• _YOUR GOAL_
Copy each entry as it stands, leaving nothing out.

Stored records
***

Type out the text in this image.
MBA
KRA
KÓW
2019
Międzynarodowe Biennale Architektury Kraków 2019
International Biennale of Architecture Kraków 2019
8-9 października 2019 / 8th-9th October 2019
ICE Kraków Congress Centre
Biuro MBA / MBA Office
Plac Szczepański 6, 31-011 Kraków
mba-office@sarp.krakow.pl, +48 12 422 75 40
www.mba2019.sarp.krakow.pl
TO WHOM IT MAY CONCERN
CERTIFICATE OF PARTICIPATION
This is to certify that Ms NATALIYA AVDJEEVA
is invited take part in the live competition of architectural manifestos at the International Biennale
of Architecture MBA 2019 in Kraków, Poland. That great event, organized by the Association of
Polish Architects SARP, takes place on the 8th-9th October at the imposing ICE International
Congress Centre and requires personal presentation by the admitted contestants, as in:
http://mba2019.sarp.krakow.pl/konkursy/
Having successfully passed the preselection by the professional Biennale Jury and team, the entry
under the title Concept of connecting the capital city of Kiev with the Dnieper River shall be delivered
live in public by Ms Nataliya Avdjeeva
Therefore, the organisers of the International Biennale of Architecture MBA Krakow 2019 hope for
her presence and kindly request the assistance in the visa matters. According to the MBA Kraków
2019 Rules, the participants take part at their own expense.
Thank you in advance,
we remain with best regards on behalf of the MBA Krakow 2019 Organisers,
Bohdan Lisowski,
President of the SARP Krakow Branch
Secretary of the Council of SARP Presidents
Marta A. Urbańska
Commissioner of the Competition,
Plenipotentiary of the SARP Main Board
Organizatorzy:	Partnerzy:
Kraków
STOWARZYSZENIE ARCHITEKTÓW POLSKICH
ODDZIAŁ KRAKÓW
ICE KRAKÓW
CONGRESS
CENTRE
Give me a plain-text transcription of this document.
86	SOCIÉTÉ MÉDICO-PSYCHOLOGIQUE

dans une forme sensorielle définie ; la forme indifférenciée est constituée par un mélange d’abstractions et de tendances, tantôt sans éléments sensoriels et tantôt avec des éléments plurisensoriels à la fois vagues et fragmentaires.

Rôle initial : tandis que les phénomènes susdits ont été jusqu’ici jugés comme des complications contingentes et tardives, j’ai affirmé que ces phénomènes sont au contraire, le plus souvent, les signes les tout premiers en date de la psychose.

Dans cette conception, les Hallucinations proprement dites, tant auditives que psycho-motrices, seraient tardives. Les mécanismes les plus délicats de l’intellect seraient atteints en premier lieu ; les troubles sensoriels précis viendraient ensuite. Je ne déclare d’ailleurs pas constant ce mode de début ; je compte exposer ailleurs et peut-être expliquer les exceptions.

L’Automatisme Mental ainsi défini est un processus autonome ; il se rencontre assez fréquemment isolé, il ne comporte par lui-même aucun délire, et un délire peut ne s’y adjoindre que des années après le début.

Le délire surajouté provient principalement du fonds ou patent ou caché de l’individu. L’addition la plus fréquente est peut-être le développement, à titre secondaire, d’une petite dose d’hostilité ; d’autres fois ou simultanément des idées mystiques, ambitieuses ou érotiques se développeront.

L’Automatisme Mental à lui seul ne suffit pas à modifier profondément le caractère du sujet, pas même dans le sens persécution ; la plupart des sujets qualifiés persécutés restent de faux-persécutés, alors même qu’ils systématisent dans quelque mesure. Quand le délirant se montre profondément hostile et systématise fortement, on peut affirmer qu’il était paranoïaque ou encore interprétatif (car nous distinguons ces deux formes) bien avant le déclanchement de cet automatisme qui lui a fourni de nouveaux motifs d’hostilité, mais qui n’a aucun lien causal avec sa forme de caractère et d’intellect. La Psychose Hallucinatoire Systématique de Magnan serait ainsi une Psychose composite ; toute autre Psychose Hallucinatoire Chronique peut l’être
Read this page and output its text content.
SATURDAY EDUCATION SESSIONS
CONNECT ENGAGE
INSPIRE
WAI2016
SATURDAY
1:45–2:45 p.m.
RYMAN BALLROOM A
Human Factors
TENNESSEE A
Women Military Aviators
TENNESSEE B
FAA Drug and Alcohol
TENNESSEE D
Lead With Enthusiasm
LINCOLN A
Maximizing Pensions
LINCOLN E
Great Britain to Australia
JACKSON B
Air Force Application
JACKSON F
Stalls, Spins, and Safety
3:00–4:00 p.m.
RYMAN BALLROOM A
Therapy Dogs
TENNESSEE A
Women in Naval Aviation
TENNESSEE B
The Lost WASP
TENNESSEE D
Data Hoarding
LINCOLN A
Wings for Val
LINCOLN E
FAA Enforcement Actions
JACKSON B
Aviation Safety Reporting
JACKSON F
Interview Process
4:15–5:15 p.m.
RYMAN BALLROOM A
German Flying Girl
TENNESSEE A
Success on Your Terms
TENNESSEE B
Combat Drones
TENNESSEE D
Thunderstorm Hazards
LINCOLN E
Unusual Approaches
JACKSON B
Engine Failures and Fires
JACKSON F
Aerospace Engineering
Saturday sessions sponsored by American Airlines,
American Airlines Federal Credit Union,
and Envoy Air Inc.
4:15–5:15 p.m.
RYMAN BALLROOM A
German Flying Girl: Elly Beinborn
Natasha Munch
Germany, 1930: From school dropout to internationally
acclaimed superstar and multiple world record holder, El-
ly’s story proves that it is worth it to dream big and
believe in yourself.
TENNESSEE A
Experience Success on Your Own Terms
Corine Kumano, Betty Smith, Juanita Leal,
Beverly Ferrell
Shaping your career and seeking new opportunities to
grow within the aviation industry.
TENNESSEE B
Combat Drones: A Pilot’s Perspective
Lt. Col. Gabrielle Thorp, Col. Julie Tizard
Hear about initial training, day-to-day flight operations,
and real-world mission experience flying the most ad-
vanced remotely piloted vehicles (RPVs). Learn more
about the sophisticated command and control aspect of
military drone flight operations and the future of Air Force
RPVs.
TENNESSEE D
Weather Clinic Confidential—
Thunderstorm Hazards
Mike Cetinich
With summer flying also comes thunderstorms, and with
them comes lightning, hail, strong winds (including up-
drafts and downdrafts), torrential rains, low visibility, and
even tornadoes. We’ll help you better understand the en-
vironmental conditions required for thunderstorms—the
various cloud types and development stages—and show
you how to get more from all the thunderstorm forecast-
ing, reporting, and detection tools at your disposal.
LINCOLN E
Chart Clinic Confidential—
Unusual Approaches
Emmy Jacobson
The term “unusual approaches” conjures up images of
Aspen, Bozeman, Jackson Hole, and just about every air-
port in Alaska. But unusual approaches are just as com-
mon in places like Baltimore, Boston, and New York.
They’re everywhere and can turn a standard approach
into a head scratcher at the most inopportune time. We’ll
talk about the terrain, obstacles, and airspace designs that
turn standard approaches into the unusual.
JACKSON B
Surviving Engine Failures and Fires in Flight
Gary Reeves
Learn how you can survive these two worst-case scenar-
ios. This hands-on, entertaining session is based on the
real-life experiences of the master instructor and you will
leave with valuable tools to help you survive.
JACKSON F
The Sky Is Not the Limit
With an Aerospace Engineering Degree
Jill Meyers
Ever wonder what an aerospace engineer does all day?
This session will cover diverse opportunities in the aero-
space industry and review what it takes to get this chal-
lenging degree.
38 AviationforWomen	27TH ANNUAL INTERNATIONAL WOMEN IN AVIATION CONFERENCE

***

• _WRITTEN ANSWER_
Type out the text in this image.
MBA
KRA
KÓW
2019
Międzynarodowe Biennale Architektury Kraków 2019
International Biennale of Architecture Kraków 2019
8-9 października 2019 / 8th-9th October 2019
ICE Kraków Congress Centre
Biuro MBA / MBA Office
Plac Szczepański 6, 31-011 Kraków
mba-office@sarp.krakow.pl, +48 12 422 75 40
www.mba2019.sarp.krakow.pl
TO WHOM IT MAY CONCERN
CERTIFICATE OF PARTICIPATION
This is to certify that Ms NATALIYA AVDJEEVA
is invited take part in the live competition of architectural manifestos at the International Biennale
of Architecture MBA 2019 in Kraków, Poland. That great event, organized by the Association of
Polish Architects SARP, takes place on the 8th-9th October at the imposing ICE International
Congress Centre and requires personal presentation by the admitted contestants, as in:
http://mba2019.sarp.krakow.pl/konkursy/
Having successfully passed the preselection by the professional Biennale Jury and team, the entry
under the title Concept of connecting the capital city of Kiev with the Dnieper River shall be delivered
live in public by Ms Nataliya Avdjeeva
Therefore, the organisers of the International Biennale of Architecture MBA Krakow 2019 hope for
her presence and kindly request the assistance in the visa matters. According to the MBA Kraków
2019 Rules, the participants take part at their own expense.
Thank you in advance,
we remain with best regards on behalf of the MBA Krakow 2019 Organisers,
Bohdan Lisowski,
President of the SARP Krakow Branch
Secretary of the Council of SARP Presidents
Marta A. Urbańska
Commissioner of the Competition,
Plenipotentiary of the SARP Main Board
Organizatorzy:	Partnerzy:
Kraków
STOWARZYSZENIE ARCHITEKTÓW POLSKICH
ODDZIAŁ KRAKÓW
ICE KRAKÓW
CONGRESS
CENTRE
Give me a plain-text transcription of this document.
86	SOCIÉTÉ MÉDICO-PSYCHOLOGIQUE

dans une forme sensorielle définie ; la forme indifférenciée est constituée par un mélange d’abstractions et de tendances, tantôt sans éléments sensoriels et tantôt avec des éléments plurisensoriels à la fois vagues et fragmentaires.

Rôle initial : tandis que les phénomènes susdits ont été jusqu’ici jugés comme des complications contingentes et tardives, j’ai affirmé que ces phénomènes sont au contraire, le plus souvent, les signes les tout premiers en date de la psychose.

Dans cette conception, les Hallucinations proprement dites, tant auditives que psycho-motrices, seraient tardives. Les mécanismes les plus délicats de l’intellect seraient atteints en premier lieu ; les troubles sensoriels précis viendraient ensuite. Je ne déclare d’ailleurs pas constant ce mode de début ; je compte exposer ailleurs et peut-être expliquer les exceptions.

L’Automatisme Mental ainsi défini est un processus autonome ; il se rencontre assez fréquemment isolé, il ne comporte par lui-même aucun délire, et un délire peut ne s’y adjoindre que des années après le début.

Le délire surajouté provient principalement du fonds ou patent ou caché de l’individu. L’addition la plus fréquente est peut-être le développement, à titre secondaire, d’une petite dose d’hostilité ; d’autres fois ou simultanément des idées mystiques, ambitieuses ou érotiques se développeront.

L’Automatisme Mental à lui seul ne suffit pas à modifier profondément le caractère du sujet, pas même dans le sens persécution ; la plupart des sujets qualifiés persécutés restent de faux-persécutés, alors même qu’ils systématisent dans quelque mesure. Quand le délirant se montre profondément hostile et systématise fortement, on peut affirmer qu’il était paranoïaque ou encore interprétatif (car nous distinguons ces deux formes) bien avant le déclanchement de cet automatisme qui lui a fourni de nouveaux motifs d’hostilité, mais qui n’a aucun lien causal avec sa forme de caractère et d’intellect. La Psychose Hallucinatoire Systématique de Magnan serait ainsi une Psychose composite ; toute autre Psychose Hallucinatoire Chronique peut l’être
Read this page and output its text content.
SATURDAY EDUCATION SESSIONS
CONNECT ENGAGE
INSPIRE
WAI2016
SATURDAY
1:45–2:45 p.m.
RYMAN BALLROOM A
Human Factors
TENNESSEE A
Women Military Aviators
TENNESSEE B
FAA Drug and Alcohol
TENNESSEE D
Lead With Enthusiasm
LINCOLN A
Maximizing Pensions
LINCOLN E
Great Britain to Australia
JACKSON B
Air Force Application
JACKSON F
Stalls, Spins, and Safety
3:00–4:00 p.m.
RYMAN BALLROOM A
Therapy Dogs
TENNESSEE A
Women in Naval Aviation
TENNESSEE B
The Lost WASP
TENNESSEE D
Data Hoarding
LINCOLN A
Wings for Val
LINCOLN E
FAA Enforcement Actions
JACKSON B
Aviation Safety Reporting
JACKSON F
Interview Process
4:15–5:15 p.m.
RYMAN BALLROOM A
German Flying Girl
TENNESSEE A
Success on Your Terms
TENNESSEE B
Combat Drones
TENNESSEE D
Thunderstorm Hazards
LINCOLN E
Unusual Approaches
JACKSON B
Engine Failures and Fires
JACKSON F
Aerospace Engineering
Saturday sessions sponsored by American Airlines,
American Airlines Federal Credit Union,
and Envoy Air Inc.
4:15–5:15 p.m.
RYMAN BALLROOM A
German Flying Girl: Elly Beinborn
Natasha Munch
Germany, 1930: From school dropout to internationally
acclaimed superstar and multiple world record holder, El-
ly’s story proves that it is worth it to dream big and
believe in yourself.
TENNESSEE A
Experience Success on Your Own Terms
Corine Kumano, Betty Smith, Juanita Leal,
Beverly Ferrell
Shaping your career and seeking new opportunities to
grow within the aviation industry.
TENNESSEE B
Combat Drones: A Pilot’s Perspective
Lt. Col. Gabrielle Thorp, Col. Julie Tizard
Hear about initial training, day-to-day flight operations,
and real-world mission experience flying the most ad-
vanced remotely piloted vehicles (RPVs). Learn more
about the sophisticated command and control aspect of
military drone flight operations and the future of Air Force
RPVs.
TENNESSEE D
Weather Clinic Confidential—
Thunderstorm Hazards
Mike Cetinich
With summer flying also comes thunderstorms, and with
them comes lightning, hail, strong winds (including up-
drafts and downdrafts), torrential rains, low visibility, and
even tornadoes. We’ll help you better understand the en-
vironmental conditions required for thunderstorms—the
various cloud types and development stages—and show
you how to get more from all the thunderstorm forecast-
ing, reporting, and detection tools at your disposal.
LINCOLN E
Chart Clinic Confidential—
Unusual Approaches
Emmy Jacobson
The term “unusual approaches” conjures up images of
Aspen, Bozeman, Jackson Hole, and just about every air-
port in Alaska. But unusual approaches are just as com-
mon in places like Baltimore, Boston, and New York.
They’re everywhere and can turn a standard approach
into a head scratcher at the most inopportune time. We’ll
talk about the terrain, obstacles, and airspace designs that
turn standard approaches into the unusual.
JACKSON B
Surviving Engine Failures and Fires in Flight
Gary Reeves
Learn how you can survive these two worst-case scenar-
ios. This hands-on, entertaining session is based on the
real-life experiences of the master instructor and you will
leave with valuable tools to help you survive.
JACKSON F
The Sky Is Not the Limit
With an Aerospace Engineering Degree
Jill Meyers
Ever wonder what an aerospace engineer does all day?
This session will cover diverse opportunities in the aero-
space industry and review what it takes to get this chal-
lenging degree.
38 AviationforWomen	27TH ANNUAL INTERNATIONAL WOMEN IN AVIATION CONFERENCE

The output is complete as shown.